:: DIRECTIONS FOR THIS TASK ::
Find the lines with "center" in them and copy them out.

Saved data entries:
┄┄┄┄┄┄┄┄┄┄

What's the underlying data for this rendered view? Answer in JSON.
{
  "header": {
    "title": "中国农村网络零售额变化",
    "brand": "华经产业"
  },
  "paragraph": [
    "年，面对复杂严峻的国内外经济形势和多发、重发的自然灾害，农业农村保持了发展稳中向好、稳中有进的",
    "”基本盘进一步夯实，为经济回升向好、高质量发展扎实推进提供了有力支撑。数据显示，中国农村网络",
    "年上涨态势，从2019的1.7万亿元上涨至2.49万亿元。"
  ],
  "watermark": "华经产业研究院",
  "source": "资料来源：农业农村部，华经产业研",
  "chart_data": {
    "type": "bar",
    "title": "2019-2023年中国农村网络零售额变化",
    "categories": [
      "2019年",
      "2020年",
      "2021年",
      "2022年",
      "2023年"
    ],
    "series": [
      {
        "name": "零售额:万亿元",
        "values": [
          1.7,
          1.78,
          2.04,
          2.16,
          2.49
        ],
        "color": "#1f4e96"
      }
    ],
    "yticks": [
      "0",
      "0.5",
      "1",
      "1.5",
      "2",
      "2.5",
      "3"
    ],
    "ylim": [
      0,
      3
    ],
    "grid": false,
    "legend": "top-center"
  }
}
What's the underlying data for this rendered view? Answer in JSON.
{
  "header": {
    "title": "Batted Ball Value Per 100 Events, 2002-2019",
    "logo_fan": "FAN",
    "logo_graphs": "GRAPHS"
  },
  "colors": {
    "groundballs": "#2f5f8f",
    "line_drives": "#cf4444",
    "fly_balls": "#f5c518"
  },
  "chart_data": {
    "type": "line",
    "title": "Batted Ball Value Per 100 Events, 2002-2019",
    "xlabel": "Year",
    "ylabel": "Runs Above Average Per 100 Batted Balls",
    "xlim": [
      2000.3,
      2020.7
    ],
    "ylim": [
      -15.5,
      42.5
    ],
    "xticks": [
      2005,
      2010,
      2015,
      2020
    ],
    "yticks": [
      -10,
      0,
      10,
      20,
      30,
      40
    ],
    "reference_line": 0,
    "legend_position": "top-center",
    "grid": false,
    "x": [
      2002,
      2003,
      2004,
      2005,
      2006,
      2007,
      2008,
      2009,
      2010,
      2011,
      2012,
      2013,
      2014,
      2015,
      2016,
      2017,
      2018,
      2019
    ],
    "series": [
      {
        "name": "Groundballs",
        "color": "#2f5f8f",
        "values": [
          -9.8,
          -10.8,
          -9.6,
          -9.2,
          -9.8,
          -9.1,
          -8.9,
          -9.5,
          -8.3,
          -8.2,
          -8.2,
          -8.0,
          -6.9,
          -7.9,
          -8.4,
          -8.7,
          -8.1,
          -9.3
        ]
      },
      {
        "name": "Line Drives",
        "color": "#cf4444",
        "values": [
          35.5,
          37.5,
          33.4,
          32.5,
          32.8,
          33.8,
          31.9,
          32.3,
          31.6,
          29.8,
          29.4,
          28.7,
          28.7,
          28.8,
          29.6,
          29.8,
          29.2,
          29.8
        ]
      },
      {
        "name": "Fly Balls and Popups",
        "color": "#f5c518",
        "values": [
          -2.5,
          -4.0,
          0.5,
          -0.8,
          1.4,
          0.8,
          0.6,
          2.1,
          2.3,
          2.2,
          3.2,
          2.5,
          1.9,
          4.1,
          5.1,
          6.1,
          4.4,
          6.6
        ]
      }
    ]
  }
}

┄┄┄┄┄┄┄┄┄┄

:: RESPONSE TO THE TASK ::
    "legend": "top-center"
    "legend_position": "top-center",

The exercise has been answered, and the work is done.